■ Bloc de texte ■
J’ai toujours dessiné, depuis mon plus jeune âge. Il y a de nombreux créateurs dans mon entourage et mon grand-père dessinait beaucoup, ça m’a toujours fasciné. J’ai donc été poussé dès le berceau dans cet univers et je n’ai jamais lâché mon crayon par la suite.
«J’aime produire une oeuvre, la réfléchir, passer un temps infini sur des dessins…»
J’aime produire une oeuvre, la réfléchir, passer un temps infini sur des dessins, à répéter des traits, des dégradés puis dans un second temps, faire encadrer ces peintures et mettre en place une exposition. C’est intéressant de voir l’évolution de son travail au fur à mesure des années. Je suis vraiment passionné par tout ce processus de production et de recherche d’une écriture personnelle.
Quelle est la personne qui t’a le plus influencé professionnellement ?

■ Données ■

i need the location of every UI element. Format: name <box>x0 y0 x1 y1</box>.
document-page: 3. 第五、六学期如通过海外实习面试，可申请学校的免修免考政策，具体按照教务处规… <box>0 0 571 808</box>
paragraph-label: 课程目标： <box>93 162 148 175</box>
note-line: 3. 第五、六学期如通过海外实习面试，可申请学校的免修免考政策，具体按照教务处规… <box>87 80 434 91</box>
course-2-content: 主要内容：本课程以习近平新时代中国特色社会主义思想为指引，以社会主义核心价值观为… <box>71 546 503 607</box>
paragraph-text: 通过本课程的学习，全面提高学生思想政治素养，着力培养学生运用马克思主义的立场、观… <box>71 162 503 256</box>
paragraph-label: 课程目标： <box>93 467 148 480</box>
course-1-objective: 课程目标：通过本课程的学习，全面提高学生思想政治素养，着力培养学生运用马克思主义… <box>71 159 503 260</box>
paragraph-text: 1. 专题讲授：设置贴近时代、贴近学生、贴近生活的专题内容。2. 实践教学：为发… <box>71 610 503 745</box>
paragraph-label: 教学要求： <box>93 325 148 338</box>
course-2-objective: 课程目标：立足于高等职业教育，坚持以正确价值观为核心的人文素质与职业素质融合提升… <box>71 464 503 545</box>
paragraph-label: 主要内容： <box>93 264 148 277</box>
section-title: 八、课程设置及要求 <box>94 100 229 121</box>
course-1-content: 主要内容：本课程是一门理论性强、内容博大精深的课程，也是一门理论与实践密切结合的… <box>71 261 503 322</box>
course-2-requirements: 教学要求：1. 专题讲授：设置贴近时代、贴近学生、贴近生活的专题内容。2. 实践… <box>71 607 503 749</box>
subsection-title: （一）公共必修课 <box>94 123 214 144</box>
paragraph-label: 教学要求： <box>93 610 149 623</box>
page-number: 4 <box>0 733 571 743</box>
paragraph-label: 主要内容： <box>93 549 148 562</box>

■ Consigne ■
D'après le bloc de texte, quel membre de la famille de la personne qui s'exprime dessinait beaucoup ?

■ Réponse attendue ■
Son grand-père dessinait beaucoup.